### TASK DIRECTIONS
Return every record verbatim.

### LISTED ENTRIES
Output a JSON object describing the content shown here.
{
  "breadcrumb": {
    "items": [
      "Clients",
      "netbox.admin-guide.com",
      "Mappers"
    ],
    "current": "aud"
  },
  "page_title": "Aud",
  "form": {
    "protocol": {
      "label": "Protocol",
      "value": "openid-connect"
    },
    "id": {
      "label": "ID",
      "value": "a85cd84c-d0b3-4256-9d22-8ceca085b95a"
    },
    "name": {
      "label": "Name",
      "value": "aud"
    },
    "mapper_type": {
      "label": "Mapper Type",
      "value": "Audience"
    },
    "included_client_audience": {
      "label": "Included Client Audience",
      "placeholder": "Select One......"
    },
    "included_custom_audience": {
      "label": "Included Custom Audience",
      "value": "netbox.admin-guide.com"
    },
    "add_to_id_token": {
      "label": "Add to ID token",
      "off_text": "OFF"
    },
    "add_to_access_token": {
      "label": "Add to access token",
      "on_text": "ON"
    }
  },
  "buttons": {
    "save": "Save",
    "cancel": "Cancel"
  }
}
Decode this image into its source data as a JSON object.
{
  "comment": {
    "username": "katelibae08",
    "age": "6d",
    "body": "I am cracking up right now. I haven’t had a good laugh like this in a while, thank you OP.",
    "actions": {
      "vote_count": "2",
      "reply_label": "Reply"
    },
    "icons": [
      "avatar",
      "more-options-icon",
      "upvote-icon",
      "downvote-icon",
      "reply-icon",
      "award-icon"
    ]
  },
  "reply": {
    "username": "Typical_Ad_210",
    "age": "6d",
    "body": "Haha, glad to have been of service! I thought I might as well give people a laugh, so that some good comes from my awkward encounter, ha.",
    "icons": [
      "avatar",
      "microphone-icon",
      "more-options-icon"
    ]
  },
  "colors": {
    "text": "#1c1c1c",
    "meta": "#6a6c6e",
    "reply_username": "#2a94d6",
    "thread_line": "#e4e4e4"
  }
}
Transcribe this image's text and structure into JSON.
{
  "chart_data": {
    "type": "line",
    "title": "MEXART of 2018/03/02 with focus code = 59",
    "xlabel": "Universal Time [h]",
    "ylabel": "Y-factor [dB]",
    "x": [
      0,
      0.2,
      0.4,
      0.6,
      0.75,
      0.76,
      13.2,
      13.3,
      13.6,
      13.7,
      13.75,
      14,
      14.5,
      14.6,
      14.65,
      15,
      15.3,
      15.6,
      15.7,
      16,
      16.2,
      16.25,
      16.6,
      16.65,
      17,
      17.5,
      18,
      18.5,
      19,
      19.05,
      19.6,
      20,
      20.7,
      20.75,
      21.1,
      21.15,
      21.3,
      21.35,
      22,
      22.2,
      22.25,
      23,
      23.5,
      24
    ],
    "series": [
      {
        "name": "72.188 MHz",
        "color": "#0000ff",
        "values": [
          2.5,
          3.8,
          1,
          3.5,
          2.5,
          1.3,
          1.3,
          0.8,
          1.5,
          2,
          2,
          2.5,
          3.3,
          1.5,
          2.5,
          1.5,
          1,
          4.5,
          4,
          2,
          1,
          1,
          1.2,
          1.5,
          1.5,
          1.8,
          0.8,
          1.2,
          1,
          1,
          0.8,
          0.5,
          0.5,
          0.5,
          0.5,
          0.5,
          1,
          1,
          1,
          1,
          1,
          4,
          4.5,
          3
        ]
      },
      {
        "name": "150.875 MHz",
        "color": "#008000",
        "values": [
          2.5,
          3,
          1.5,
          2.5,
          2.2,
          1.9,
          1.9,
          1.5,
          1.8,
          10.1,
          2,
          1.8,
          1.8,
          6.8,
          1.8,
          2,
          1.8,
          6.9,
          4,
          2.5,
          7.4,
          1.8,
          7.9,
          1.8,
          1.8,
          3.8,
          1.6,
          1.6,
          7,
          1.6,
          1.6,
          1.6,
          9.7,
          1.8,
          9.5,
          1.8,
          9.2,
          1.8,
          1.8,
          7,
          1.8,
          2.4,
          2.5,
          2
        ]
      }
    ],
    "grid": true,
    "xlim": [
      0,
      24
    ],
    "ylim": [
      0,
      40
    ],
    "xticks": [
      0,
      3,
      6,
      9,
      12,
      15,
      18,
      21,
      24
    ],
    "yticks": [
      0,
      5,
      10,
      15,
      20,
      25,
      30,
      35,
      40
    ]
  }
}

### EXERCISE ANSWER
Output a JSON object describing the content shown here.
{
  "breadcrumb": {
    "items": [
      "Clients",
      "netbox.admin-guide.com",
      "Mappers"
    ],
    "current": "aud"
  },
  "page_title": "Aud",
  "form": {
    "protocol": {
      "label": "Protocol",
      "value": "openid-connect"
    },
    "id": {
      "label": "ID",
      "value": "a85cd84c-d0b3-4256-9d22-8ceca085b95a"
    },
    "name": {
      "label": "Name",
      "value": "aud"
    },
    "mapper_type": {
      "label": "Mapper Type",
      "value": "Audience"
    },
    "included_client_audience": {
      "label": "Included Client Audience",
      "placeholder": "Select One......"
    },
    "included_custom_audience": {
      "label": "Included Custom Audience",
      "value": "netbox.admin-guide.com"
    },
    "add_to_id_token": {
      "label": "Add to ID token",
      "off_text": "OFF"
    },
    "add_to_access_token": {
      "label": "Add to access token",
      "on_text": "ON"
    }
  },
  "buttons": {
    "save": "Save",
    "cancel": "Cancel"
  }
}
Decode this image into its source data as a JSON object.
{
  "comment": {
    "username": "katelibae08",
    "age": "6d",
    "body": "I am cracking up right now. I haven’t had a good laugh like this in a while, thank you OP.",
    "actions": {
      "vote_count": "2",
      "reply_label": "Reply"
    },
    "icons": [
      "avatar",
      "more-options-icon",
      "upvote-icon",
      "downvote-icon",
      "reply-icon",
      "award-icon"
    ]
  },
  "reply": {
    "username": "Typical_Ad_210",
    "age": "6d",
    "body": "Haha, glad to have been of service! I thought I might as well give people a laugh, so that some good comes from my awkward encounter, ha.",
    "icons": [
      "avatar",
      "microphone-icon",
      "more-options-icon"
    ]
  },
  "colors": {
    "text": "#1c1c1c",
    "meta": "#6a6c6e",
    "reply_username": "#2a94d6",
    "thread_line": "#e4e4e4"
  }
}
Transcribe this image's text and structure into JSON.
{
  "chart_data": {
    "type": "line",
    "title": "MEXART of 2018/03/02 with focus code = 59",
    "xlabel": "Universal Time [h]",
    "ylabel": "Y-factor [dB]",
    "x": [
      0,
      0.2,
      0.4,
      0.6,
      0.75,
      0.76,
      13.2,
      13.3,
      13.6,
      13.7,
      13.75,
      14,
      14.5,
      14.6,
      14.65,
      15,
      15.3,
      15.6,
      15.7,
      16,
      16.2,
      16.25,
      16.6,
      16.65,
      17,
      17.5,
      18,
      18.5,
      19,
      19.05,
      19.6,
      20,
      20.7,
      20.75,
      21.1,
      21.15,
      21.3,
      21.35,
      22,
      22.2,
      22.25,
      23,
      23.5,
      24
    ],
    "series": [
      {
        "name": "72.188 MHz",
        "color": "#0000ff",
        "values": [
          2.5,
          3.8,
          1,
          3.5,
          2.5,
          1.3,
          1.3,
          0.8,
          1.5,
          2,
          2,
          2.5,
          3.3,
          1.5,
          2.5,
          1.5,
          1,
          4.5,
          4,
          2,
          1,
          1,
          1.2,
          1.5,
          1.5,
          1.8,
          0.8,
          1.2,
          1,
          1,
          0.8,
          0.5,
          0.5,
          0.5,
          0.5,
          0.5,
          1,
          1,
          1,
          1,
          1,
          4,
          4.5,
          3
        ]
      },
      {
        "name": "150.875 MHz",
        "color": "#008000",
        "values": [
          2.5,
          3,
          1.5,
          2.5,
          2.2,
          1.9,
          1.9,
          1.5,
          1.8,
          10.1,
          2,
          1.8,
          1.8,
          6.8,
          1.8,
          2,
          1.8,
          6.9,
          4,
          2.5,
          7.4,
          1.8,
          7.9,
          1.8,
          1.8,
          3.8,
          1.6,
          1.6,
          7,
          1.6,
          1.6,
          1.6,
          9.7,
          1.8,
          9.5,
          1.8,
          9.2,
          1.8,
          1.8,
          7,
          1.8,
          2.4,
          2.5,
          2
        ]
      }
    ],
    "grid": true,
    "xlim": [
      0,
      24
    ],
    "ylim": [
      0,
      40
    ],
    "xticks": [
      0,
      3,
      6,
      9,
      12,
      15,
      18,
      21,
      24
    ],
    "yticks": [
      0,
      5,
      10,
      15,
      20,
      25,
      30,
      35,
      40
    ]
  }
}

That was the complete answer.